'''
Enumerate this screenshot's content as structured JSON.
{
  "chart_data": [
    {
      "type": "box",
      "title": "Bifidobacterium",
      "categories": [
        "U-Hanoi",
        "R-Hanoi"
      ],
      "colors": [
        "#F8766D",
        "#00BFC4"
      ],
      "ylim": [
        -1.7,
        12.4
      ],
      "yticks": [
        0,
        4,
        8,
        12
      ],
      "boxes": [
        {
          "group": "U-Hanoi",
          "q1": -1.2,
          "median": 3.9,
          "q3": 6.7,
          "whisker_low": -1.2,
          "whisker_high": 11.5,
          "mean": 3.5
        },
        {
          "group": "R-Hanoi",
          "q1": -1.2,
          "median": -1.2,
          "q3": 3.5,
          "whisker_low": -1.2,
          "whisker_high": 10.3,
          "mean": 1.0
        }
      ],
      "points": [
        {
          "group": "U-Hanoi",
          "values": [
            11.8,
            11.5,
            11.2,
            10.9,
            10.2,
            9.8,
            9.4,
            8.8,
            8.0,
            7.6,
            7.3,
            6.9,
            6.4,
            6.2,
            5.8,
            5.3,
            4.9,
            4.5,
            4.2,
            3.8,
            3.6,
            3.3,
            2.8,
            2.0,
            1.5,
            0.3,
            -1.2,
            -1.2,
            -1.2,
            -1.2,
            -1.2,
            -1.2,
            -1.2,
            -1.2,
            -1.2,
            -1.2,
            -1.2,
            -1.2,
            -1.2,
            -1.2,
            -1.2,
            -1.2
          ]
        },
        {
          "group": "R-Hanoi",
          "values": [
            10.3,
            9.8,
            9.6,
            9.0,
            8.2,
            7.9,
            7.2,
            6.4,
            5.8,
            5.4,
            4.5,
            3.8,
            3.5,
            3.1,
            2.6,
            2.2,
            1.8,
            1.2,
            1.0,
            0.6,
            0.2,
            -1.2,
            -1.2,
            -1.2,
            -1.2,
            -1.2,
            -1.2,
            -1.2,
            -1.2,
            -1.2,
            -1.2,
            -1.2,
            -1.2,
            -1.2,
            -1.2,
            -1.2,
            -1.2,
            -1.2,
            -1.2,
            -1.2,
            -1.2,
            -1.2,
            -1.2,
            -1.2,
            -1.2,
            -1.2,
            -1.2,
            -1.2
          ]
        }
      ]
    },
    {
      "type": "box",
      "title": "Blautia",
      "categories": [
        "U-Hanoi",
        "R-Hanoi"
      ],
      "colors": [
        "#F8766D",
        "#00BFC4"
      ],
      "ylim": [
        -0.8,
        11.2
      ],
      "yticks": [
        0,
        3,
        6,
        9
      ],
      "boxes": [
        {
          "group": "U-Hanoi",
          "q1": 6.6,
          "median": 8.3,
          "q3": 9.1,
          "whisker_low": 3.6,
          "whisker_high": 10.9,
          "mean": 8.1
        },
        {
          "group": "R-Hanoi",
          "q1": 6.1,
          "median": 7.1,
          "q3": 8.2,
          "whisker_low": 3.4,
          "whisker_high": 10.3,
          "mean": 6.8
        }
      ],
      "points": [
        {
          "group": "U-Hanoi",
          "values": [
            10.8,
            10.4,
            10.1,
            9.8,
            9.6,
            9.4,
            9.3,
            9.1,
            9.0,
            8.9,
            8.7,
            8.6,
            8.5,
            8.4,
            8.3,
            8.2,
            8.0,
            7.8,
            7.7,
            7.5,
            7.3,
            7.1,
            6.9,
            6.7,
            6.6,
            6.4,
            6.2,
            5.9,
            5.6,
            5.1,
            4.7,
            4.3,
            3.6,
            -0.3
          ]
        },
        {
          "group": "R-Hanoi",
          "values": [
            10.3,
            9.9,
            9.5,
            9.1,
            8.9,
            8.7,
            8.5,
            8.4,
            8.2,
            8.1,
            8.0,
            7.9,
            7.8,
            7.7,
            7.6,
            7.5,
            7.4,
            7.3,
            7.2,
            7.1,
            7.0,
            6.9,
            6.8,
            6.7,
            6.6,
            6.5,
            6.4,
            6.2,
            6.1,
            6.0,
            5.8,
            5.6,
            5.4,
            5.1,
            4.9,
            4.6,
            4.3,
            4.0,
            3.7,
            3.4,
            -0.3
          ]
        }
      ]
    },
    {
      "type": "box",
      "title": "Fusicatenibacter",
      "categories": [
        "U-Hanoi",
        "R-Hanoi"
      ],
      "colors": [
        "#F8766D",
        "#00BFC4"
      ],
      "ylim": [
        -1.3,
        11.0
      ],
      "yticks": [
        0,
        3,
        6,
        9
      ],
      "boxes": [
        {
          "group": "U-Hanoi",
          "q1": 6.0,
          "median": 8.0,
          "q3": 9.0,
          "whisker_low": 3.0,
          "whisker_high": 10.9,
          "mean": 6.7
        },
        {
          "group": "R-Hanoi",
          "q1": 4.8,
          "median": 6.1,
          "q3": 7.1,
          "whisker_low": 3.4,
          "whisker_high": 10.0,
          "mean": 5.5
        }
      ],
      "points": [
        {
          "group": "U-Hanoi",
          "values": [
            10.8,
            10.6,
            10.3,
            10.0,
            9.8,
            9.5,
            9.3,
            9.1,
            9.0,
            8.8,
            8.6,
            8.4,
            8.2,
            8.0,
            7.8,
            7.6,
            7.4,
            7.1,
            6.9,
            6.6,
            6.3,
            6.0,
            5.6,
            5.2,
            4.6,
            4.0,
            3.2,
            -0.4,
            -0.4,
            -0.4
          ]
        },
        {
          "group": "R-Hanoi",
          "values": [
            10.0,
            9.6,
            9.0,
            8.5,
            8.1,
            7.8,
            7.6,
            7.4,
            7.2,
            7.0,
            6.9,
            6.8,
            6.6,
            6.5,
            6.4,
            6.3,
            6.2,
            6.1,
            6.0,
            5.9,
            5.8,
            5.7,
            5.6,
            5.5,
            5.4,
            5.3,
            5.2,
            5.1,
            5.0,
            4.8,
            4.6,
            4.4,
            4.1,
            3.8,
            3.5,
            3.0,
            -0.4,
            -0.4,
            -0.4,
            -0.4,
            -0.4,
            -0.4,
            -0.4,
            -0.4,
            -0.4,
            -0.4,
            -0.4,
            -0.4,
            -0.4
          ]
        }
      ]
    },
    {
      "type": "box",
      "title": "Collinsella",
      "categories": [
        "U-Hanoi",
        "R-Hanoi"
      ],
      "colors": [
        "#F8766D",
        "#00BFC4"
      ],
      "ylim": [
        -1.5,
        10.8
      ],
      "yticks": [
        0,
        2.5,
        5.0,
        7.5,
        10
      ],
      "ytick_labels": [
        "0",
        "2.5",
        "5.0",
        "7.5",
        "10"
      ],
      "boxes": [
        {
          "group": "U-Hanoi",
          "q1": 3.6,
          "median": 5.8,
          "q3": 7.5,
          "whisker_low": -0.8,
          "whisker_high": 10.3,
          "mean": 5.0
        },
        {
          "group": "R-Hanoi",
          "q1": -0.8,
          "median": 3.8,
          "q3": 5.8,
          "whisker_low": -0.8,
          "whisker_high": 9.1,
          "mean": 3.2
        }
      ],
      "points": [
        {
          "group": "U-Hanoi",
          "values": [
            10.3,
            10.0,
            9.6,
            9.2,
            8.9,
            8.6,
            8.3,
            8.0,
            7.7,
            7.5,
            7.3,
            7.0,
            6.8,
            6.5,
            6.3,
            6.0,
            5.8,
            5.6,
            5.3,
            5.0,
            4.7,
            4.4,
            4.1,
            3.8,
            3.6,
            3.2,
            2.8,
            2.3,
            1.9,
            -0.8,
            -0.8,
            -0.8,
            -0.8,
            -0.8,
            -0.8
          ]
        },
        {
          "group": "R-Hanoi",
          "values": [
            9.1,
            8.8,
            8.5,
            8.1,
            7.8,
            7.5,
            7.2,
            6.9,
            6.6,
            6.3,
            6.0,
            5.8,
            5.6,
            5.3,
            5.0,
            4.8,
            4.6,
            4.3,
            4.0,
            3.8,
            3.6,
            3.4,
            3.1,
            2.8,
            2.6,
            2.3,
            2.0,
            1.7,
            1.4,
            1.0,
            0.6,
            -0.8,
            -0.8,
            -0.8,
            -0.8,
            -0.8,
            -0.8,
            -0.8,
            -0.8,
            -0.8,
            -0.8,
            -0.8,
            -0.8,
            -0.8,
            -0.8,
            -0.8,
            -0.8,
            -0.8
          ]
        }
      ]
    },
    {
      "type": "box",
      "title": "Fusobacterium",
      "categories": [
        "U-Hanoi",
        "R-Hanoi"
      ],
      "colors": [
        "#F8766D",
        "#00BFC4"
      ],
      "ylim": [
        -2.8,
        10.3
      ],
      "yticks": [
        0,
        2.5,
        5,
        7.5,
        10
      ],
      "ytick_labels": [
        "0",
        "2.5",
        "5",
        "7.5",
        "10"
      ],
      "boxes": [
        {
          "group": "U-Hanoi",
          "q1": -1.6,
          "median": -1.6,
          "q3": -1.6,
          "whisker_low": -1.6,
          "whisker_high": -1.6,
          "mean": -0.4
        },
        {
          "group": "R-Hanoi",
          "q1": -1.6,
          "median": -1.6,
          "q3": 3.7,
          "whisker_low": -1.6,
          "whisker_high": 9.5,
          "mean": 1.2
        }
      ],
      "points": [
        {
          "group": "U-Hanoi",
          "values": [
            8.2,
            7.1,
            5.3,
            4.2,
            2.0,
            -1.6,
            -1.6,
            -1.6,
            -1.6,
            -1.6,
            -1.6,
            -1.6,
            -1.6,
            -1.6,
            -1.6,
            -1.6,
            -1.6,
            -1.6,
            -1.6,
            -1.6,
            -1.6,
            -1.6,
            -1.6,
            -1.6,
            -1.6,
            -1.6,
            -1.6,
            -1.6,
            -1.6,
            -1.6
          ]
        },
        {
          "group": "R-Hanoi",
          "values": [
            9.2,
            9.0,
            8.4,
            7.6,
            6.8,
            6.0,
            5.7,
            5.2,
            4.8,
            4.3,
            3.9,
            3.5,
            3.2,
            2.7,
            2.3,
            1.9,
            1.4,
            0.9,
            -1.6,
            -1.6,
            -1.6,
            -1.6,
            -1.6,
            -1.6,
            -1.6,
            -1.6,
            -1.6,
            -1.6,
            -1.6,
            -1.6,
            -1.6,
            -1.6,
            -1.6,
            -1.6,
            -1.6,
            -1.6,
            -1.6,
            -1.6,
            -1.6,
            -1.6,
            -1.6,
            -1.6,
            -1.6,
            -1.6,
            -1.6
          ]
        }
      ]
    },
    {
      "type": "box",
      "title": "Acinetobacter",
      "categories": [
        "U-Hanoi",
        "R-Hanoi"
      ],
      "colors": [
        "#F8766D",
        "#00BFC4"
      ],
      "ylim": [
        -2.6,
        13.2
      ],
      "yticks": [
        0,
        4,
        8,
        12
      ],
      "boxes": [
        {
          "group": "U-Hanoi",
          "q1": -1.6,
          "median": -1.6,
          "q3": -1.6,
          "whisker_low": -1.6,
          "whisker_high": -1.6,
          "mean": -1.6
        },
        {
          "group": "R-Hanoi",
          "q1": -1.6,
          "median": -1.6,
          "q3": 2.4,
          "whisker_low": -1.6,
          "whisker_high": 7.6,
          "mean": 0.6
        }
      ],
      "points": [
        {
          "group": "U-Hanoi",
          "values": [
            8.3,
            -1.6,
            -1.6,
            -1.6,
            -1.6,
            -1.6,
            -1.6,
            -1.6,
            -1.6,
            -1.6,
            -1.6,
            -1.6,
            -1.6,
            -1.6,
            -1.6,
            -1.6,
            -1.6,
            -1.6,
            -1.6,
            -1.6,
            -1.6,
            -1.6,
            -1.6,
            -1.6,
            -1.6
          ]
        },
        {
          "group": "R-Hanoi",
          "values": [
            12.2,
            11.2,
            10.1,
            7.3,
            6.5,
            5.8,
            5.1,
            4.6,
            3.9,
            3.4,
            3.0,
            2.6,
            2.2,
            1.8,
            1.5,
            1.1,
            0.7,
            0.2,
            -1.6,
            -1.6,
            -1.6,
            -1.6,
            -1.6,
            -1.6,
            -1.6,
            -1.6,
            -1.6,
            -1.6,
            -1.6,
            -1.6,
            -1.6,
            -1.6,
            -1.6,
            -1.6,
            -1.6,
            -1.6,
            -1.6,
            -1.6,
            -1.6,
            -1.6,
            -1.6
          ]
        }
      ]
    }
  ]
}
'''
The answer must consist of every line from the listing above that includes the word "title".

» Solved problem:
      "title": "Bifidobacterium",
      "title": "Blautia",
      "title": "Fusicatenibacter",
      "title": "Collinsella",
      "title": "Fusobacterium",
      "title": "Acinetobacter",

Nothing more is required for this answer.